> To be done
For this exercise, copy out each line of the material below that includes "John".

> Given records
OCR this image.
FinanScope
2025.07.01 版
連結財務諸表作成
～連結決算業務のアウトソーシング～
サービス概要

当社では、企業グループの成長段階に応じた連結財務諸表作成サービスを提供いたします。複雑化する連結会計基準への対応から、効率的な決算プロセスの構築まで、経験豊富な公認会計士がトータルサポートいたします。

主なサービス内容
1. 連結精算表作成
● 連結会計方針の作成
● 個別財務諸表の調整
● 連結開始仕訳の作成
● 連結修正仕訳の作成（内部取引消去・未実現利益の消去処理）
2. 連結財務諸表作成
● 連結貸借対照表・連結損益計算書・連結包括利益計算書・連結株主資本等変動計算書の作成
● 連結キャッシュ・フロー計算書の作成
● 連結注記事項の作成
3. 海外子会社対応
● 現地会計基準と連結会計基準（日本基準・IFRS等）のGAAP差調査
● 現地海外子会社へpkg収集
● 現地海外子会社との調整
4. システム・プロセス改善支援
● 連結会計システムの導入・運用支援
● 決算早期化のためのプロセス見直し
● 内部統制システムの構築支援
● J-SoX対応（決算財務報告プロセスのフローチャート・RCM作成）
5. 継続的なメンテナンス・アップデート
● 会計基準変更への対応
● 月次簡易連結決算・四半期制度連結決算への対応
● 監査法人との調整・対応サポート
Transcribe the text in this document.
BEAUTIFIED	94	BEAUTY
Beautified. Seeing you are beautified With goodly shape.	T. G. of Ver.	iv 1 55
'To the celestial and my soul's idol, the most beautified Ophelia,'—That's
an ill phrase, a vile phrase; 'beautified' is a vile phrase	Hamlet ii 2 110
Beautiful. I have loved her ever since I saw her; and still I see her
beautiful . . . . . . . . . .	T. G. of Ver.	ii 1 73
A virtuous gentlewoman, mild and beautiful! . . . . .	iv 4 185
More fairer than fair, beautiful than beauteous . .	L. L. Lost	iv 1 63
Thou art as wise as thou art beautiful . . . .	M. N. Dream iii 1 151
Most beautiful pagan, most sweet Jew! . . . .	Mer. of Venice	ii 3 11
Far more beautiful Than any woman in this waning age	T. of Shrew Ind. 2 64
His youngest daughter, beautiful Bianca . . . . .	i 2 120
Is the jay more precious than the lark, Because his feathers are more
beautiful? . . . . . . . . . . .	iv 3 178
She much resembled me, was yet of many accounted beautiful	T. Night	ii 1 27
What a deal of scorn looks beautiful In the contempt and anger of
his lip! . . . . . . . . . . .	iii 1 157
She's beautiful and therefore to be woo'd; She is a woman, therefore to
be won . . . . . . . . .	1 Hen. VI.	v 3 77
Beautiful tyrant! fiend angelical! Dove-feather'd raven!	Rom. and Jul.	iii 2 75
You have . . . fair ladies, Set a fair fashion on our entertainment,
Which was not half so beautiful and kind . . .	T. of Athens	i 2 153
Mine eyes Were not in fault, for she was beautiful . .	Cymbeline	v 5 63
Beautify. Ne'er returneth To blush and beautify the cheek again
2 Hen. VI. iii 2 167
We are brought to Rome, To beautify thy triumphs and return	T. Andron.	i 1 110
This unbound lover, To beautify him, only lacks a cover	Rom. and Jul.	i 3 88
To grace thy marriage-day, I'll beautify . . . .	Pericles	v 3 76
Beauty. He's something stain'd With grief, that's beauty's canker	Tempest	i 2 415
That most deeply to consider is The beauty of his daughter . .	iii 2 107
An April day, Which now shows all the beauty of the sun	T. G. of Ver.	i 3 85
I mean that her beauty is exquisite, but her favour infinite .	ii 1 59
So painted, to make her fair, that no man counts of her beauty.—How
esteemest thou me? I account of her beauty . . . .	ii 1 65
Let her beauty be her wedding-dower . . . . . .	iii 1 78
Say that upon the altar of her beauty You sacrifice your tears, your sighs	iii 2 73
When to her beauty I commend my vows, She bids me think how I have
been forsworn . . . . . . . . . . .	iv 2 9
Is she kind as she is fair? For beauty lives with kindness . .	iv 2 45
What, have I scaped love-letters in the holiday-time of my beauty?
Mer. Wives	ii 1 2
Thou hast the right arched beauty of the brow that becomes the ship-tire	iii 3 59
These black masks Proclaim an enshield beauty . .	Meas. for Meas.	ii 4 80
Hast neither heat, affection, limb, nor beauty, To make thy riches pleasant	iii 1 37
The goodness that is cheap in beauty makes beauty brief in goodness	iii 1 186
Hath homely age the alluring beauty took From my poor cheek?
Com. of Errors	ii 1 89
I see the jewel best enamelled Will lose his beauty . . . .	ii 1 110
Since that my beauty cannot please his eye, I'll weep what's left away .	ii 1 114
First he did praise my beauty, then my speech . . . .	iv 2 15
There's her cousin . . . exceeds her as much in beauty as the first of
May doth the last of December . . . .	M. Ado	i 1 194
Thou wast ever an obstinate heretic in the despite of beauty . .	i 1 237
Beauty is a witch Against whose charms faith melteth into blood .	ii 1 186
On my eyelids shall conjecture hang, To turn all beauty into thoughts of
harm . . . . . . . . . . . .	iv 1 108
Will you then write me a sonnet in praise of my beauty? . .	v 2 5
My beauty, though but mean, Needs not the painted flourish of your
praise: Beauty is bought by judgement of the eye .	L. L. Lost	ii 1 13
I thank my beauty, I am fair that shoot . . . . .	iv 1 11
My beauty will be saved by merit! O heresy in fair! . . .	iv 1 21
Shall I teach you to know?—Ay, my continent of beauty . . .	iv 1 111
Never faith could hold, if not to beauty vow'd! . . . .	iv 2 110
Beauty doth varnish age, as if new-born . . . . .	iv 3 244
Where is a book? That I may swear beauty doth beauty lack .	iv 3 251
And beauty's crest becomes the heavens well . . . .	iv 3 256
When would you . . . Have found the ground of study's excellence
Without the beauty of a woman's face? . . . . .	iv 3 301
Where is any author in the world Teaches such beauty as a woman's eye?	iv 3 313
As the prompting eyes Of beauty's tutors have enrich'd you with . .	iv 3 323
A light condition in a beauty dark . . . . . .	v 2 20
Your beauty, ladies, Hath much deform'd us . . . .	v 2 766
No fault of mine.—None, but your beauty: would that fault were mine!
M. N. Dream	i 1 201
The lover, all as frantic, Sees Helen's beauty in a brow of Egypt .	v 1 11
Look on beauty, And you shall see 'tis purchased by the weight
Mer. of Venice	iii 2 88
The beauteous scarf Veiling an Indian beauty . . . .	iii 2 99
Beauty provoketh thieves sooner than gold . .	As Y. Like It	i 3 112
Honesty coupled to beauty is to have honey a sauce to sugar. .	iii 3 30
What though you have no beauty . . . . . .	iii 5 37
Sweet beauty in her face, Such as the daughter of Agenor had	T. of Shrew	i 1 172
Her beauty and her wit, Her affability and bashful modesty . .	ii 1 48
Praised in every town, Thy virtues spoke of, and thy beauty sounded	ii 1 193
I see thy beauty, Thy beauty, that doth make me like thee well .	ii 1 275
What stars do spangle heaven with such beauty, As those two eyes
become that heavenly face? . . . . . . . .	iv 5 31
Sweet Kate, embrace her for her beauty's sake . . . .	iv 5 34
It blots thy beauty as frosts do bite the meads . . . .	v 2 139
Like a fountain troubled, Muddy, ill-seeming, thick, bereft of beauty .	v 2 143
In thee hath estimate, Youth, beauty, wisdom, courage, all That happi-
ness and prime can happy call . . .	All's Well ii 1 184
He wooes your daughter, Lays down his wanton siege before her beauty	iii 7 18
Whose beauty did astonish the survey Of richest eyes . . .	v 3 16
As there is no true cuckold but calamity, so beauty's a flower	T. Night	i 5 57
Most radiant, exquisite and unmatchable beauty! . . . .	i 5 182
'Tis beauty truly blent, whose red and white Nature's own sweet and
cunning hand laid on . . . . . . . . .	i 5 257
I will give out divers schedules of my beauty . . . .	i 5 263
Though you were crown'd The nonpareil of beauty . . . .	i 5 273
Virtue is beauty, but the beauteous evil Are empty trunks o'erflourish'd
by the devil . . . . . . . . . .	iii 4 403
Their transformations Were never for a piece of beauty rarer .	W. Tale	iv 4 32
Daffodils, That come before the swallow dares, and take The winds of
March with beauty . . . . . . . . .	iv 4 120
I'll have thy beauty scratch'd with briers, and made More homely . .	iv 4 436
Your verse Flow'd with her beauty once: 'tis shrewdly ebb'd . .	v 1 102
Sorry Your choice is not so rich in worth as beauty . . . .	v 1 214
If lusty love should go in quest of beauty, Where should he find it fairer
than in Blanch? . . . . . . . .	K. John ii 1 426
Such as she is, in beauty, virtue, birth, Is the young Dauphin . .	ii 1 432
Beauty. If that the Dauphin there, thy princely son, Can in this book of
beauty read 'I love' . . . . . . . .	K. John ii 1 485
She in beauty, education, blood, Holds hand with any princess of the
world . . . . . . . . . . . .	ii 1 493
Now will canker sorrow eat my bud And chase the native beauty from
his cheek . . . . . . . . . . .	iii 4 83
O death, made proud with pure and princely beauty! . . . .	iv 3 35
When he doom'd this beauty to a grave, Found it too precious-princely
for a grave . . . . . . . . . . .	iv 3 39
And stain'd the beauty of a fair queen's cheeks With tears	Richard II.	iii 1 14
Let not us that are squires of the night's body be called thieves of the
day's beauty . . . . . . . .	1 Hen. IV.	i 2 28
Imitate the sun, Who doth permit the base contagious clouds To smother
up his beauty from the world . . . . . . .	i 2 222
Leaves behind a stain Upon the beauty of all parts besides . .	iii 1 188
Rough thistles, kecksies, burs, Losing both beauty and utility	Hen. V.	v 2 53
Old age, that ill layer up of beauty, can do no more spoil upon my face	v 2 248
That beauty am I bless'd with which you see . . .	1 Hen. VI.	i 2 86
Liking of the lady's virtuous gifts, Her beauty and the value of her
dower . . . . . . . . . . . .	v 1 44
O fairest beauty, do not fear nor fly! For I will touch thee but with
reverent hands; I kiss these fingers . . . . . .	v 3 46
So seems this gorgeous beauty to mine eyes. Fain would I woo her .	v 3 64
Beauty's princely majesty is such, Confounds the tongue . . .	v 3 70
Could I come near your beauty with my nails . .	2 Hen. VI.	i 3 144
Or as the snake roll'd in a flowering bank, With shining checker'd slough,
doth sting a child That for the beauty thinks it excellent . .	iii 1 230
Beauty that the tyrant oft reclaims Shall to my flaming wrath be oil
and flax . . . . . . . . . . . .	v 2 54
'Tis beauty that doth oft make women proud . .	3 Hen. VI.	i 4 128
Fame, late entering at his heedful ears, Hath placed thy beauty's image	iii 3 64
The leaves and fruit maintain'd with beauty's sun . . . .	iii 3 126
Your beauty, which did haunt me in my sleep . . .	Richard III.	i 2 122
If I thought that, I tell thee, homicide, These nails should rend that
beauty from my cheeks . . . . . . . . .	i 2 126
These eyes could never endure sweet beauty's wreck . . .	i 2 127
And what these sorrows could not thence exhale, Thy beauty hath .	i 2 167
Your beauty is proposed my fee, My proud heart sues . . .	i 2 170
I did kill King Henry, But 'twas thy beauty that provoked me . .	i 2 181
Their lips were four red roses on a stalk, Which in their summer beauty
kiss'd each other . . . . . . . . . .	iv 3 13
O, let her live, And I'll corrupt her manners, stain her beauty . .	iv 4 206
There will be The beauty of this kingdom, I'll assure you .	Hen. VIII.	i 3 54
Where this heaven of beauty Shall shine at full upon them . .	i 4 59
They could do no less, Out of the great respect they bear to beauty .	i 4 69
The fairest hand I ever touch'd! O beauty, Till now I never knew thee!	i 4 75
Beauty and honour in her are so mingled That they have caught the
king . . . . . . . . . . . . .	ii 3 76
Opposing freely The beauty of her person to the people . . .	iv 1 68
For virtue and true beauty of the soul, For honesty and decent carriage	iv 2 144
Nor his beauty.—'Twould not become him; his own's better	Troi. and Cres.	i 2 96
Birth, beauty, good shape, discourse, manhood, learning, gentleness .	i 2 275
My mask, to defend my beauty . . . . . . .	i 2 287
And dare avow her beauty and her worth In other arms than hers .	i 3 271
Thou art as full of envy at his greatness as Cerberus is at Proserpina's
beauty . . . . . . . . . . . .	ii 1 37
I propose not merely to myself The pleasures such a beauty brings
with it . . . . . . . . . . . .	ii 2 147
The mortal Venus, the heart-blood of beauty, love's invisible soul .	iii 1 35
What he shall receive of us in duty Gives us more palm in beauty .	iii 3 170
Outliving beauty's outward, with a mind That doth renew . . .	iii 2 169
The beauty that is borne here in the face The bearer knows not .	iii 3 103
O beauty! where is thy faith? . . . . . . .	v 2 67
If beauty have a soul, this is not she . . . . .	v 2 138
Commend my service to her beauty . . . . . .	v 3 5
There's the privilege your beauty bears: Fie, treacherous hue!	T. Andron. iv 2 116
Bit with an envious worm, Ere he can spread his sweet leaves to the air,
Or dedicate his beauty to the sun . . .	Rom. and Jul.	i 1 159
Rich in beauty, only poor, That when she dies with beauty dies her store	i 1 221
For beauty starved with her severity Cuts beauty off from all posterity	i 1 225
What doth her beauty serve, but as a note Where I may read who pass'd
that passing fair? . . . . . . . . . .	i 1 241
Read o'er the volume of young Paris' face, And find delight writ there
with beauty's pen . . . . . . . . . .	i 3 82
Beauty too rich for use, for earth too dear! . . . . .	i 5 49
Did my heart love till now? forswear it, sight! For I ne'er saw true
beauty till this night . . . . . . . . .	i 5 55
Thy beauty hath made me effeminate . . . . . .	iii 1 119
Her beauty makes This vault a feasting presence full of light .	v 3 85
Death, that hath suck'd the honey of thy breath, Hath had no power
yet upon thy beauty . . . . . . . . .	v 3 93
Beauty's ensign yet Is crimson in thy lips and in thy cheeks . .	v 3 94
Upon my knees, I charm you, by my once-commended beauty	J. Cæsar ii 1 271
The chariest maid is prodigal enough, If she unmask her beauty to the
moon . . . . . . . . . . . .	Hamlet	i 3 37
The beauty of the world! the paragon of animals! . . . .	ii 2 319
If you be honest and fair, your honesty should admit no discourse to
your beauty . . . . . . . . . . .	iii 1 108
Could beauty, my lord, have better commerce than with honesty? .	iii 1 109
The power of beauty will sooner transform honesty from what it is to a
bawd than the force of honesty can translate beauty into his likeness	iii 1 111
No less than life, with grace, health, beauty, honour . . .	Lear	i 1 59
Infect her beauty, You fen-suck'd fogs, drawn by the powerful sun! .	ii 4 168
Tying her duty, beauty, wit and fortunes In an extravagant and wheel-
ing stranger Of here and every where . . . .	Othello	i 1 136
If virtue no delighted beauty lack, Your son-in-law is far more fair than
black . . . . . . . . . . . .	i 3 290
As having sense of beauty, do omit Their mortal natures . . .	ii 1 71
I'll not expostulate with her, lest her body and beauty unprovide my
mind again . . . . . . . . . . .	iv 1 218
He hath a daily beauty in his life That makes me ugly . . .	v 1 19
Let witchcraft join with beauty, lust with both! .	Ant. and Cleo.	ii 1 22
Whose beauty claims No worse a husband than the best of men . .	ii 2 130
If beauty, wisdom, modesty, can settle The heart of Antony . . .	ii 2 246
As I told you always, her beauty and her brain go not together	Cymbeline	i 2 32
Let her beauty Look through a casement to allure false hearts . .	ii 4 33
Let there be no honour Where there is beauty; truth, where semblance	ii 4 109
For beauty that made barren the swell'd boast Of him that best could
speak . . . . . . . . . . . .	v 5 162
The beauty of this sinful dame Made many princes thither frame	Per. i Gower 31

> Exercise result
than in Blanch? . . . . . . . .	K. John ii 1 426
beauty read 'I love' . . . . . . . .	K. John ii 1 485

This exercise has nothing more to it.